## EXERCISE DETAILS
Print the complete set of entries exactly.

## INPUT DATA

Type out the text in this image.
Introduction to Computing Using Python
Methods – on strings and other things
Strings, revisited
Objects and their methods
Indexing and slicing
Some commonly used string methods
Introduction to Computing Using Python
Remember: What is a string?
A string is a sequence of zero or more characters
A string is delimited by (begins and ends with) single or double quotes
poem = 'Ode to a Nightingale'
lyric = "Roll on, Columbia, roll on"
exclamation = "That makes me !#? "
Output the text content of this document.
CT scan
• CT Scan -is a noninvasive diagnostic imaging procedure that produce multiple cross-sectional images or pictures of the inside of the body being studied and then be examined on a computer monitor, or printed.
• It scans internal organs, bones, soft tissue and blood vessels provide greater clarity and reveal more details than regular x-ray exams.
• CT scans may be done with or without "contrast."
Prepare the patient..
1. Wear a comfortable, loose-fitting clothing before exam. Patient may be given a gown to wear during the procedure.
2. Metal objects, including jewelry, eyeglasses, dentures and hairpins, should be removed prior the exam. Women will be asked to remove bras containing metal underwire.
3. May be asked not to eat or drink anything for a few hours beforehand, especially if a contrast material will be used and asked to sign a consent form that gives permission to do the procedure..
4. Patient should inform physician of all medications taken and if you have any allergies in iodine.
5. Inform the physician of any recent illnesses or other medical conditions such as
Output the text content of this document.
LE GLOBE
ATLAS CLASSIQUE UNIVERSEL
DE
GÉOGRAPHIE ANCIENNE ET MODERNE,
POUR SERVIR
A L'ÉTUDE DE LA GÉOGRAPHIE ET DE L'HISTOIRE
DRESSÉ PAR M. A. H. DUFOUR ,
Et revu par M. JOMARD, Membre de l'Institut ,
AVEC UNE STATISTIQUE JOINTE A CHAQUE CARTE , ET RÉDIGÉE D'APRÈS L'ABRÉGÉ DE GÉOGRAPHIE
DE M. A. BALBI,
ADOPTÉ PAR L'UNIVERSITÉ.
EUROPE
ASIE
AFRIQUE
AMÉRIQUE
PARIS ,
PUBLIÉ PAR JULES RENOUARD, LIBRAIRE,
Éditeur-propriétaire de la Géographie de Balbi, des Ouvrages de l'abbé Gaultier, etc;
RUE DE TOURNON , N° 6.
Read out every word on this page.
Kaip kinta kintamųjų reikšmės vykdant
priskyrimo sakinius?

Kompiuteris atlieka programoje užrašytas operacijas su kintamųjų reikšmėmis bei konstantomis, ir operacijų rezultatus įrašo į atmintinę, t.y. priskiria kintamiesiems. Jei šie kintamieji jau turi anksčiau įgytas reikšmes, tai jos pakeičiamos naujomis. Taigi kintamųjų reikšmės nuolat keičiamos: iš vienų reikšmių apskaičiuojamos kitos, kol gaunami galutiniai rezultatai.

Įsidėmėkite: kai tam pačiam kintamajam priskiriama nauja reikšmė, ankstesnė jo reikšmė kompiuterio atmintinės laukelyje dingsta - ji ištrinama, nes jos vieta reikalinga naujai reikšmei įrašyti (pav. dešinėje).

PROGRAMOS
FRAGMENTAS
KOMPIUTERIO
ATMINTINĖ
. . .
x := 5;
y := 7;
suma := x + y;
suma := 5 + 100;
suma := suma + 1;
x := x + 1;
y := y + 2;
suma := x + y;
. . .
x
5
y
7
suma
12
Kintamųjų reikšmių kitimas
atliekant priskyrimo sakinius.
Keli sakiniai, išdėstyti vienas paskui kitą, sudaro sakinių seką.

## EXERCISE RESPONSE
Type out the text in this image.
Introduction to Computing Using Python
Methods – on strings and other things
Strings, revisited
Objects and their methods
Indexing and slicing
Some commonly used string methods
Introduction to Computing Using Python
Remember: What is a string?
A string is a sequence of zero or more characters
A string is delimited by (begins and ends with) single or double quotes
poem = 'Ode to a Nightingale'
lyric = "Roll on, Columbia, roll on"
exclamation = "That makes me !#? "
Output the text content of this document.
CT scan
• CT Scan -is a noninvasive diagnostic imaging procedure that produce multiple cross-sectional images or pictures of the inside of the body being studied and then be examined on a computer monitor, or printed.
• It scans internal organs, bones, soft tissue and blood vessels provide greater clarity and reveal more details than regular x-ray exams.
• CT scans may be done with or without "contrast."
Prepare the patient..
1. Wear a comfortable, loose-fitting clothing before exam. Patient may be given a gown to wear during the procedure.
2. Metal objects, including jewelry, eyeglasses, dentures and hairpins, should be removed prior the exam. Women will be asked to remove bras containing metal underwire.
3. May be asked not to eat or drink anything for a few hours beforehand, especially if a contrast material will be used and asked to sign a consent form that gives permission to do the procedure..
4. Patient should inform physician of all medications taken and if you have any allergies in iodine.
5. Inform the physician of any recent illnesses or other medical conditions such as
Output the text content of this document.
LE GLOBE
ATLAS CLASSIQUE UNIVERSEL
DE
GÉOGRAPHIE ANCIENNE ET MODERNE,
POUR SERVIR
A L'ÉTUDE DE LA GÉOGRAPHIE ET DE L'HISTOIRE
DRESSÉ PAR M. A. H. DUFOUR ,
Et revu par M. JOMARD, Membre de l'Institut ,
AVEC UNE STATISTIQUE JOINTE A CHAQUE CARTE , ET RÉDIGÉE D'APRÈS L'ABRÉGÉ DE GÉOGRAPHIE
DE M. A. BALBI,
ADOPTÉ PAR L'UNIVERSITÉ.
EUROPE
ASIE
AFRIQUE
AMÉRIQUE
PARIS ,
PUBLIÉ PAR JULES RENOUARD, LIBRAIRE,
Éditeur-propriétaire de la Géographie de Balbi, des Ouvrages de l'abbé Gaultier, etc;
RUE DE TOURNON , N° 6.
Read out every word on this page.
Kaip kinta kintamųjų reikšmės vykdant
priskyrimo sakinius?

Kompiuteris atlieka programoje užrašytas operacijas su kintamųjų reikšmėmis bei konstantomis, ir operacijų rezultatus įrašo į atmintinę, t.y. priskiria kintamiesiems. Jei šie kintamieji jau turi anksčiau įgytas reikšmes, tai jos pakeičiamos naujomis. Taigi kintamųjų reikšmės nuolat keičiamos: iš vienų reikšmių apskaičiuojamos kitos, kol gaunami galutiniai rezultatai.

Įsidėmėkite: kai tam pačiam kintamajam priskiriama nauja reikšmė, ankstesnė jo reikšmė kompiuterio atmintinės laukelyje dingsta - ji ištrinama, nes jos vieta reikalinga naujai reikšmei įrašyti (pav. dešinėje).

PROGRAMOS
FRAGMENTAS
KOMPIUTERIO
ATMINTINĖ
. . .
x := 5;
y := 7;
suma := x + y;
suma := 5 + 100;
suma := suma + 1;
x := x + 1;
y := y + 2;
suma := x + y;
. . .
x
5
y
7
suma
12
Kintamųjų reikšmių kitimas
atliekant priskyrimo sakinius.
Keli sakiniai, išdėstyti vienas paskui kitą, sudaro sakinių seką.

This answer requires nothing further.